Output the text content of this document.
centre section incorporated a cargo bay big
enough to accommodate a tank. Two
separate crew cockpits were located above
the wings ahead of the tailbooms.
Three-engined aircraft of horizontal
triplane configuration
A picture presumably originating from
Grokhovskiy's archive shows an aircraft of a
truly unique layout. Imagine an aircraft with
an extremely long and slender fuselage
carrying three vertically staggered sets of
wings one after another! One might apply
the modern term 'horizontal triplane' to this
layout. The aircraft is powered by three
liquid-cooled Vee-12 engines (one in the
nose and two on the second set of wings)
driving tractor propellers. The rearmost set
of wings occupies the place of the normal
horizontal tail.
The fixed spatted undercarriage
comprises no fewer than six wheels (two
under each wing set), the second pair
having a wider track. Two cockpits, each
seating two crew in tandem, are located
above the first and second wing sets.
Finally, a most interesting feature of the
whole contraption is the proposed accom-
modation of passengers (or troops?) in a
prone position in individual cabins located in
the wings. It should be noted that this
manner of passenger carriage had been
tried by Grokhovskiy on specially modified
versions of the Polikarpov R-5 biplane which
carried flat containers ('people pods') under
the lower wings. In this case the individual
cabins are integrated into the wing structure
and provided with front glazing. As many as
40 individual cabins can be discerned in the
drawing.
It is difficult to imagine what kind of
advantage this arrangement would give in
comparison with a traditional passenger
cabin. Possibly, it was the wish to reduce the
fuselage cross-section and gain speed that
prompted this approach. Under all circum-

**Task statement**.
Every record should be repeated exactly; please leave none out.

**Answer in full**.
Output the text content of this document.
centre section incorporated a cargo bay big
enough to accommodate a tank. Two
separate crew cockpits were located above
the wings ahead of the tailbooms.
Three-engined aircraft of horizontal
triplane configuration
A picture presumably originating from
Grokhovskiy's archive shows an aircraft of a
truly unique layout. Imagine an aircraft with
an extremely long and slender fuselage
carrying three vertically staggered sets of
wings one after another! One might apply
the modern term 'horizontal triplane' to this
layout. The aircraft is powered by three
liquid-cooled Vee-12 engines (one in the
nose and two on the second set of wings)
driving tractor propellers. The rearmost set
of wings occupies the place of the normal
horizontal tail.
The fixed spatted undercarriage
comprises no fewer than six wheels (two
under each wing set), the second pair
having a wider track. Two cockpits, each
seating two crew in tandem, are located
above the first and second wing sets.
Finally, a most interesting feature of the
whole contraption is the proposed accom-
modation of passengers (or troops?) in a
prone position in individual cabins located in
the wings. It should be noted that this
manner of passenger carriage had been
tried by Grokhovskiy on specially modified
versions of the Polikarpov R-5 biplane which
carried flat containers ('people pods') under
the lower wings. In this case the individual
cabins are integrated into the wing structure
and provided with front glazing. As many as
40 individual cabins can be discerned in the
drawing.
It is difficult to imagine what kind of
advantage this arrangement would give in
comparison with a traditional passenger
cabin. Possibly, it was the wish to reduce the
fuselage cross-section and gain speed that
prompted this approach. Under all circum-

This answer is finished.